## What is needed
From the line that holds "What text is on this page?" down to the last line of the listing below, reproduce each line exactly and nothing more, omitting pictures.

## Input data
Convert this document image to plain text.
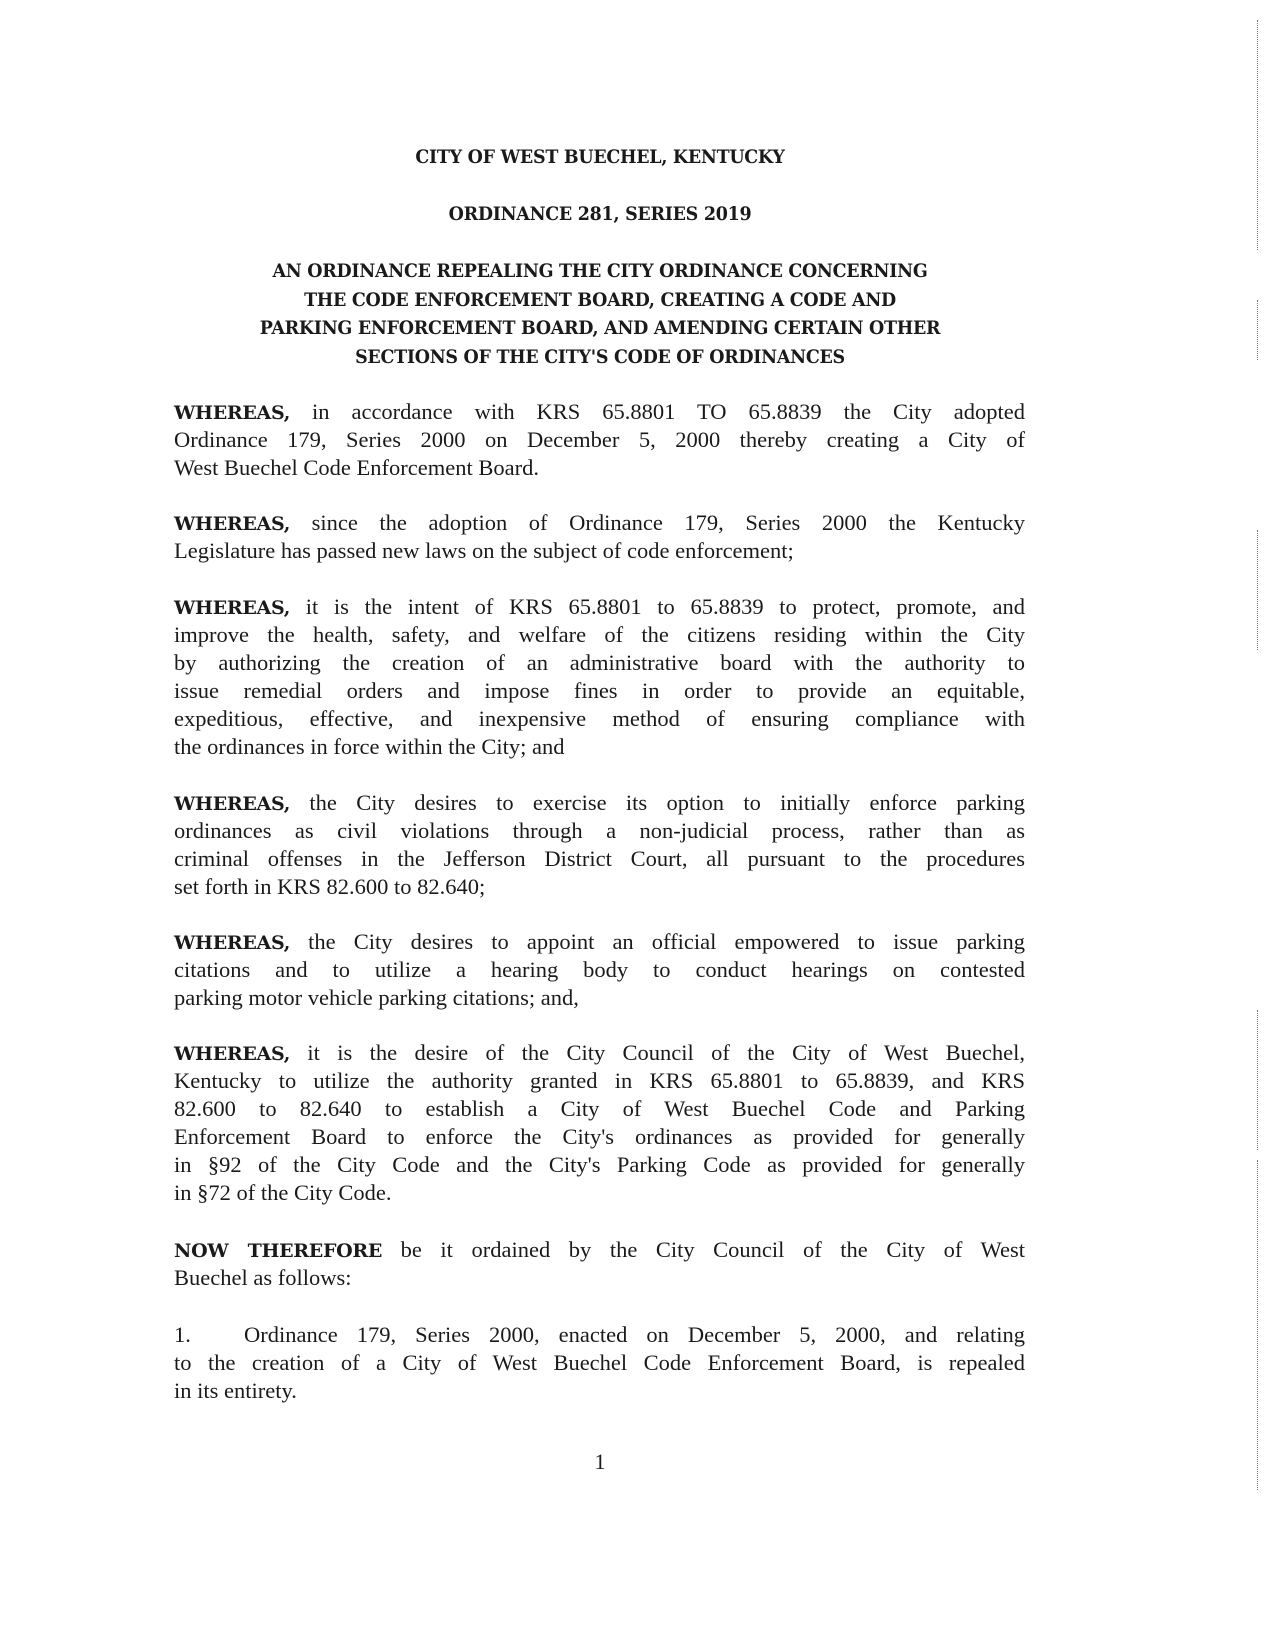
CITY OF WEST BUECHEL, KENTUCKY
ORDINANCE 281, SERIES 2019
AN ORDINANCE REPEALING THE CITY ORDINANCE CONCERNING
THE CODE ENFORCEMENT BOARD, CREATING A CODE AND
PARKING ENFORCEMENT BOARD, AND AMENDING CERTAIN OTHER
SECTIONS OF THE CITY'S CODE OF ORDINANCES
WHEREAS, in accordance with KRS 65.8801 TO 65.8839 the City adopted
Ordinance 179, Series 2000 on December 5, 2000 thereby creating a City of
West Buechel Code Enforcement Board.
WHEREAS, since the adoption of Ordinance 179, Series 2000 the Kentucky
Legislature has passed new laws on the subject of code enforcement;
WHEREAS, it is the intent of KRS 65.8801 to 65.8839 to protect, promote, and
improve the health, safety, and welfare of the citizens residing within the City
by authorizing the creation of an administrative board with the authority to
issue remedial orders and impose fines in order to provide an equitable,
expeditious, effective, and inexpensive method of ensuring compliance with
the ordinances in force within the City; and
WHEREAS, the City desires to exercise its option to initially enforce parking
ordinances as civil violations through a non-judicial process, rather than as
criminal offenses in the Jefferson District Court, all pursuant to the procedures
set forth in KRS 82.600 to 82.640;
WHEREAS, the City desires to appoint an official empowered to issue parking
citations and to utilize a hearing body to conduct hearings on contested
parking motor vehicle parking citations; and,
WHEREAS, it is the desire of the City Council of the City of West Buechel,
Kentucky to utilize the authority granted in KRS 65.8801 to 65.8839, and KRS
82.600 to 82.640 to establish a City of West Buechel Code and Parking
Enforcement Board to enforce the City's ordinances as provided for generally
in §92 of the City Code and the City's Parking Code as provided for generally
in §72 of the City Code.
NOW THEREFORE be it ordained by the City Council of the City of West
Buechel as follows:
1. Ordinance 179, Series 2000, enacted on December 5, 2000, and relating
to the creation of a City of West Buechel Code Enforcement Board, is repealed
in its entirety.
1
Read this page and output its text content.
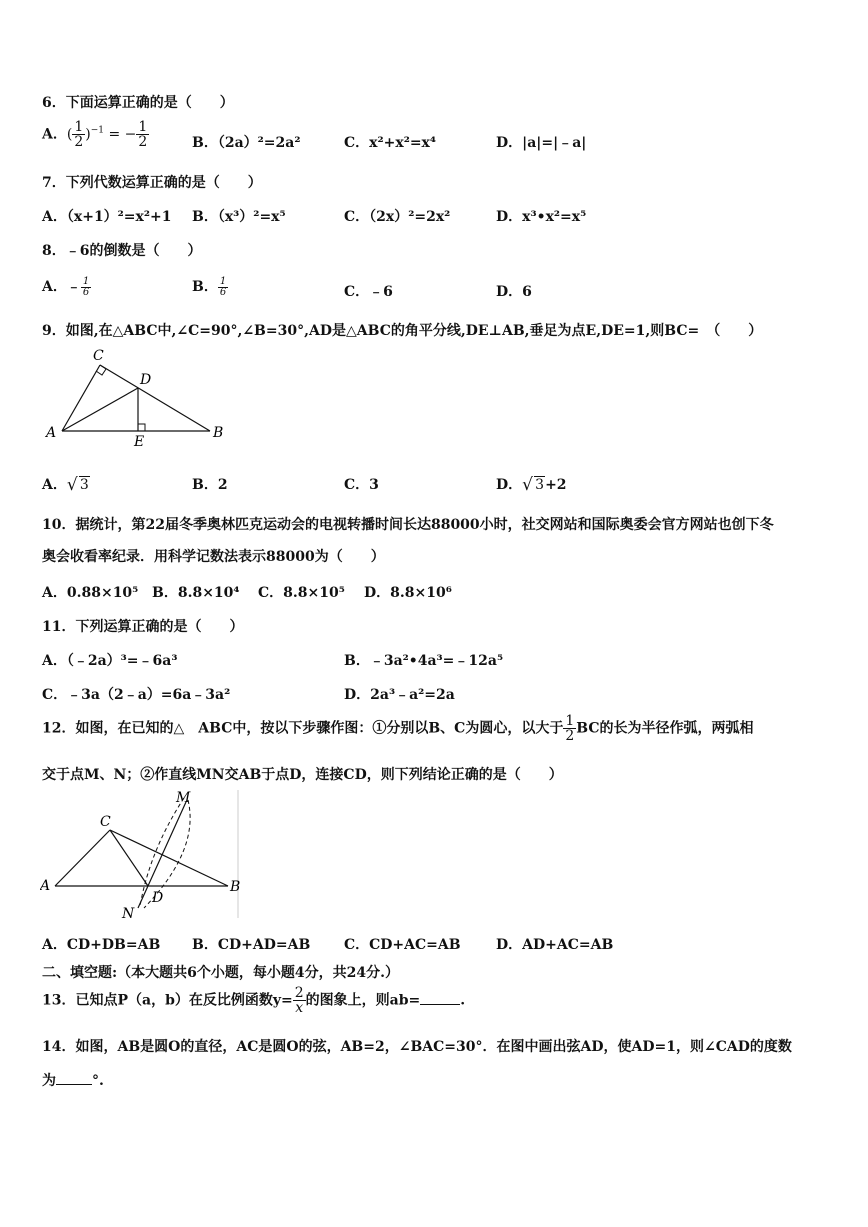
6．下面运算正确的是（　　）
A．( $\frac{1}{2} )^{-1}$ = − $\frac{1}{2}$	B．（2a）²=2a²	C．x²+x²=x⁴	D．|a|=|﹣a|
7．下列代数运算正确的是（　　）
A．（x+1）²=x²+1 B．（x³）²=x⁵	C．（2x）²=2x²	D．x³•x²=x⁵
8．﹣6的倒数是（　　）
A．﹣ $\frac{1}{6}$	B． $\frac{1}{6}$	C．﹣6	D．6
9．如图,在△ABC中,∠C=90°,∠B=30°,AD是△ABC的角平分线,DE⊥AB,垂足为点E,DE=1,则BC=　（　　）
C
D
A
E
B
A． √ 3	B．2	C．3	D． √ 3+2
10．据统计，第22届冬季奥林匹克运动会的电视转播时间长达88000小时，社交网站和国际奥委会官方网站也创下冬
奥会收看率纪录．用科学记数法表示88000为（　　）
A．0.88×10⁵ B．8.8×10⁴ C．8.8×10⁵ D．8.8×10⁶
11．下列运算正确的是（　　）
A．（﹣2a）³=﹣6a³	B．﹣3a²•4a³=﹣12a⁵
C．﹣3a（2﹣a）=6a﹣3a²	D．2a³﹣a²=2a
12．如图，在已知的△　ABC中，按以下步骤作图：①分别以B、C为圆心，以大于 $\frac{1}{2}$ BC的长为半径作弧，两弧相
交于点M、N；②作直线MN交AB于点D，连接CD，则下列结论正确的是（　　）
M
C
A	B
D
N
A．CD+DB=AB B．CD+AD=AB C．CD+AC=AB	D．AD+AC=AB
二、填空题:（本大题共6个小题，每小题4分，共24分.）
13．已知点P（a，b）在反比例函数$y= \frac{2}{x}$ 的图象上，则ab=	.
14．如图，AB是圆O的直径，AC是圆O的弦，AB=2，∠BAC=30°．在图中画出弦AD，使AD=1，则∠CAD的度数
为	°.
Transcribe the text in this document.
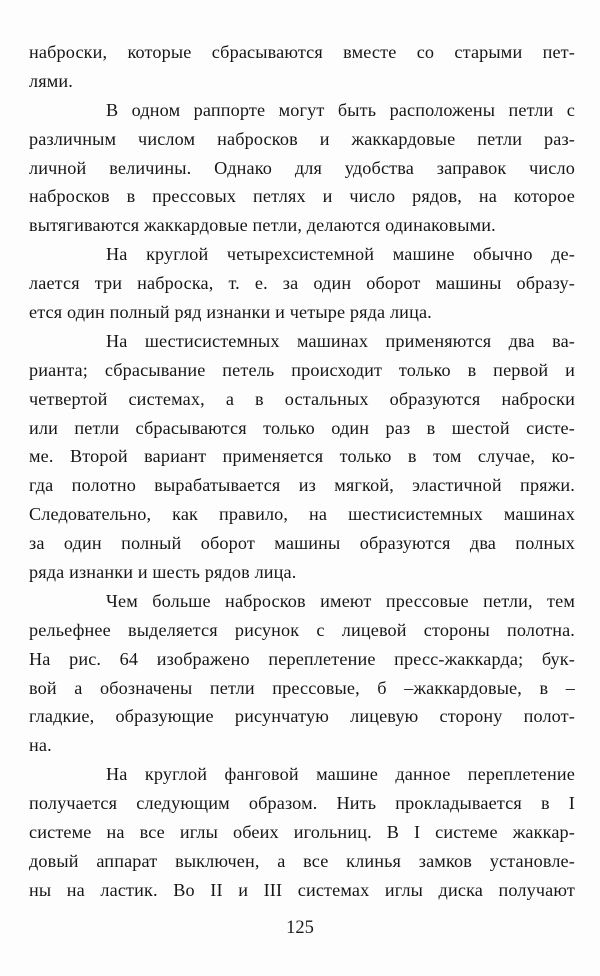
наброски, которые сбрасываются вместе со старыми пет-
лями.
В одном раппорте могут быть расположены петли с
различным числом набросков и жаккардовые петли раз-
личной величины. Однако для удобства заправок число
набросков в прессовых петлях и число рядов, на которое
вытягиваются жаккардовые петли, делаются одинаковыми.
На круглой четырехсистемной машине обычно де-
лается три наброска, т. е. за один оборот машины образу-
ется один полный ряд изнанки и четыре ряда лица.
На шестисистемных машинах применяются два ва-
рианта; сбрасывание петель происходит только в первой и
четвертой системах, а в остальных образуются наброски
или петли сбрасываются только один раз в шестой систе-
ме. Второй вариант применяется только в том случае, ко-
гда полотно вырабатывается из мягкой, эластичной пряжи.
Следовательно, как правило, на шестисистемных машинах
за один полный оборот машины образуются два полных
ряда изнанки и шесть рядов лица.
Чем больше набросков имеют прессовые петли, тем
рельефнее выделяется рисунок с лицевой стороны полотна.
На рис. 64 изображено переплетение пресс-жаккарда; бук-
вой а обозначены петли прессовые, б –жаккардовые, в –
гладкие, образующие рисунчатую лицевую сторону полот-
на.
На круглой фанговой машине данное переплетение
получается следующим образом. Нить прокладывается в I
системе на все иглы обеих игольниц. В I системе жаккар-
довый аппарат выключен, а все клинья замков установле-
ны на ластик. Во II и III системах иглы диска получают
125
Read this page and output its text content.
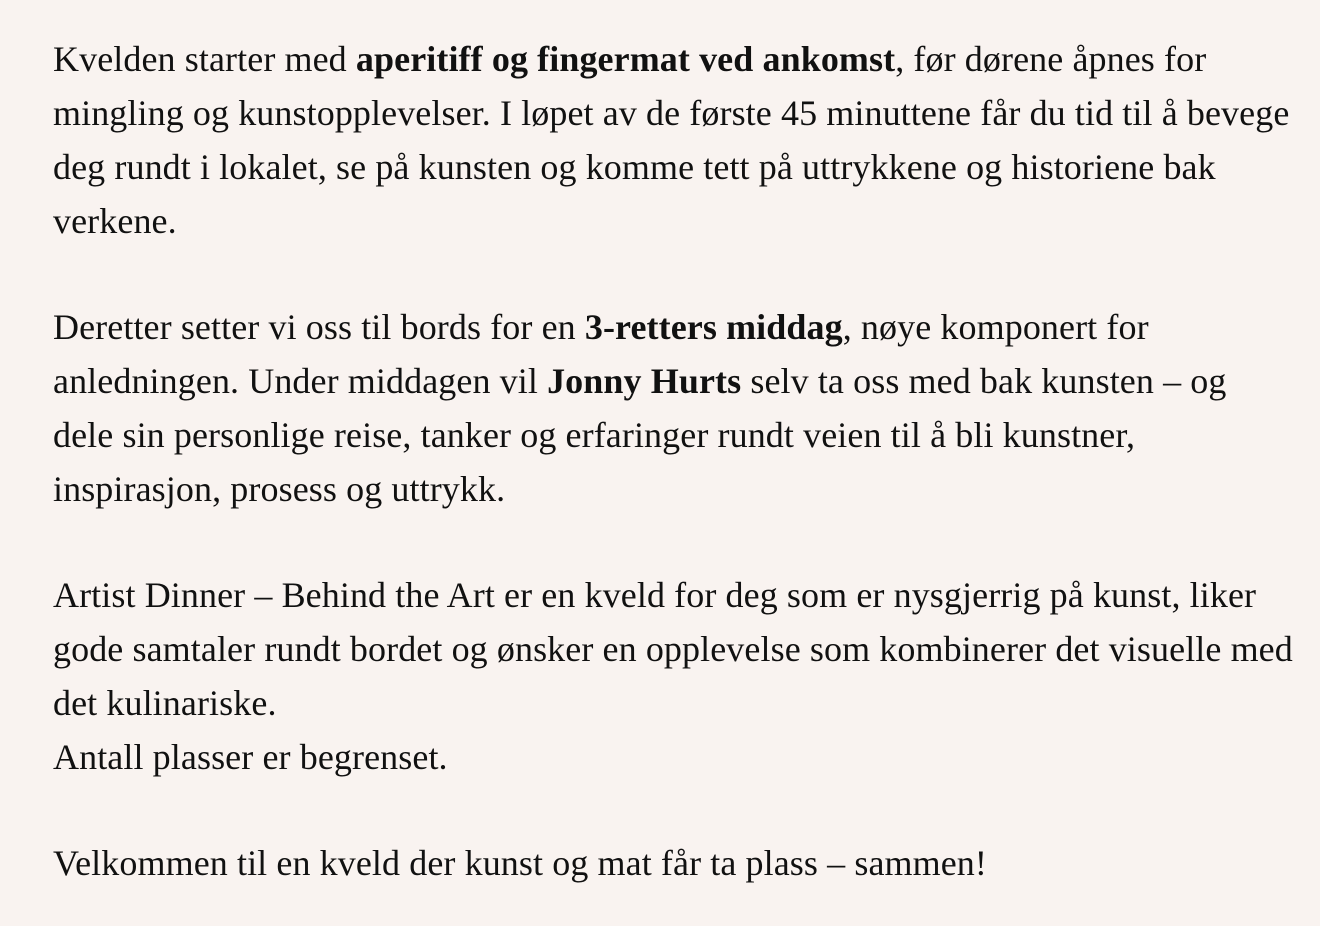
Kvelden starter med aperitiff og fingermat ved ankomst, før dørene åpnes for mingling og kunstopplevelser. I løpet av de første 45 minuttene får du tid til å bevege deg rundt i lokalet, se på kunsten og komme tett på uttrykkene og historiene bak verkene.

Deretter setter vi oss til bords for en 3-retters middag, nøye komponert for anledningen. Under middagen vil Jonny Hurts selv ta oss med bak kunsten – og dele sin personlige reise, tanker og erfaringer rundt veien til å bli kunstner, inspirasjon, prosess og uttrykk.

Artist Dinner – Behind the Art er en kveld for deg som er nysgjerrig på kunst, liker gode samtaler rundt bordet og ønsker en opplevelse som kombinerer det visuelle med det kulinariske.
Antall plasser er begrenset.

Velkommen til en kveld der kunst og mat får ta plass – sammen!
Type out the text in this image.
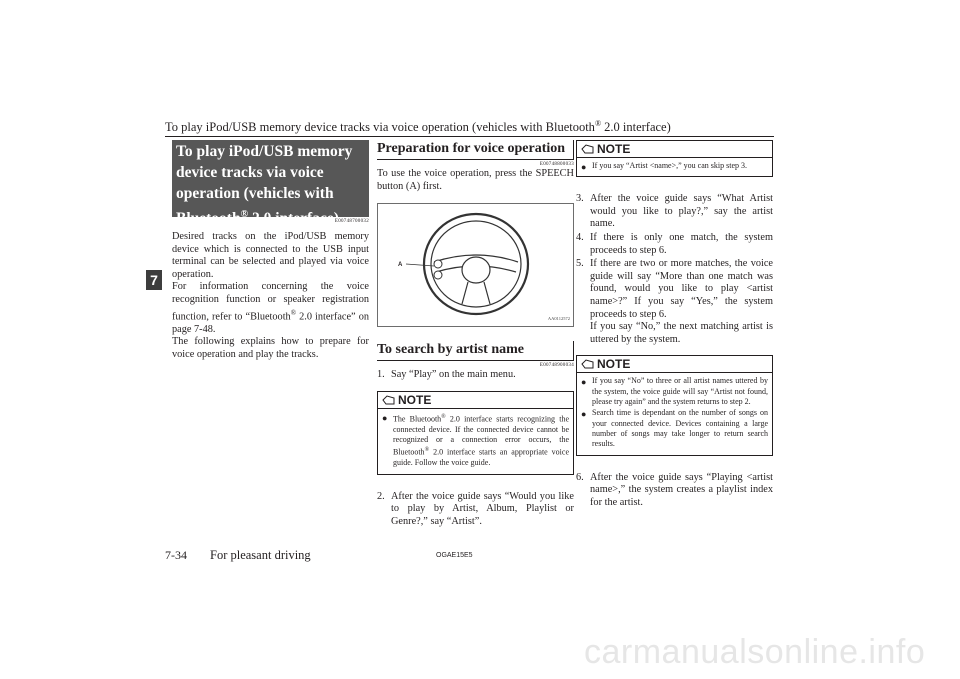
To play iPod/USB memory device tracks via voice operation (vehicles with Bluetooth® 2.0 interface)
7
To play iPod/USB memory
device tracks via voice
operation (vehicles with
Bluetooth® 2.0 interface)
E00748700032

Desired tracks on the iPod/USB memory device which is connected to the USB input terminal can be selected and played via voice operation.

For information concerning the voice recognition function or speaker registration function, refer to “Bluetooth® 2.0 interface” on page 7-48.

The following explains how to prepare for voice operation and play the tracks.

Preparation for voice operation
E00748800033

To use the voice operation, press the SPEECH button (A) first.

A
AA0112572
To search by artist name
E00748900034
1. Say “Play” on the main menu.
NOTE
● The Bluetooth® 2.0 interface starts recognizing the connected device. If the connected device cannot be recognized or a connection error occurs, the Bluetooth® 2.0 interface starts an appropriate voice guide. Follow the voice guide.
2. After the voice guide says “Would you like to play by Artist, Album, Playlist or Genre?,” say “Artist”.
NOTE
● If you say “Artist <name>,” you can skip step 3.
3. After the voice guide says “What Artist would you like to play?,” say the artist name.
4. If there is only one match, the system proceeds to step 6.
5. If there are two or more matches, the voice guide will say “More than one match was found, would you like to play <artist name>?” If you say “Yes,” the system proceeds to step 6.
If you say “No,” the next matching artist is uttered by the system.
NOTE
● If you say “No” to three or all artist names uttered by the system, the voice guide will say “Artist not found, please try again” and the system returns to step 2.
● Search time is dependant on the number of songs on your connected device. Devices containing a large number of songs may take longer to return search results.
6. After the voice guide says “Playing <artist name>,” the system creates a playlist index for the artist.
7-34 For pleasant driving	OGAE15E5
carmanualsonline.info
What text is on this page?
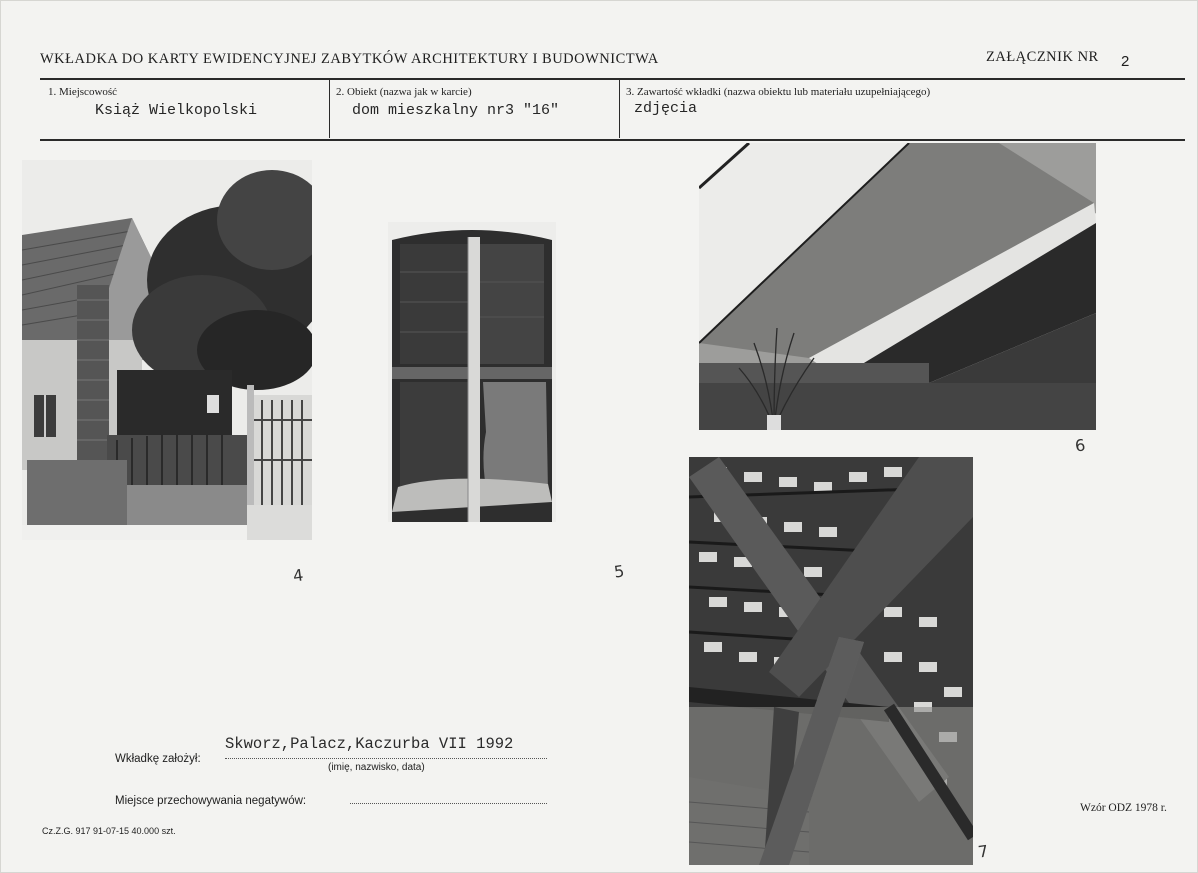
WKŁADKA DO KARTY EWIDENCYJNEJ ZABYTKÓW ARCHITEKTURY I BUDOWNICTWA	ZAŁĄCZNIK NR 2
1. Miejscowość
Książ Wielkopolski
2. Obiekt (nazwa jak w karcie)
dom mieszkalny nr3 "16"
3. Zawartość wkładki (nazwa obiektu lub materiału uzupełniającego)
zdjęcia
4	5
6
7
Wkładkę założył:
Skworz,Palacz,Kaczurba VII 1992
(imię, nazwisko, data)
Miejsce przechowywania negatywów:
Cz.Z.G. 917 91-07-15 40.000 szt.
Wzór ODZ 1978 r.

## Task answer
What text is on this page?
WKŁADKA DO KARTY EWIDENCYJNEJ ZABYTKÓW ARCHITEKTURY I BUDOWNICTWA	ZAŁĄCZNIK NR 2
1. Miejscowość
Książ Wielkopolski
2. Obiekt (nazwa jak w karcie)
dom mieszkalny nr3 "16"
3. Zawartość wkładki (nazwa obiektu lub materiału uzupełniającego)
zdjęcia
4	5
6
7
Wkładkę założył:
Skworz,Palacz,Kaczurba VII 1992
(imię, nazwisko, data)
Miejsce przechowywania negatywów:
Cz.Z.G. 917 91-07-15 40.000 szt.
Wzór ODZ 1978 r.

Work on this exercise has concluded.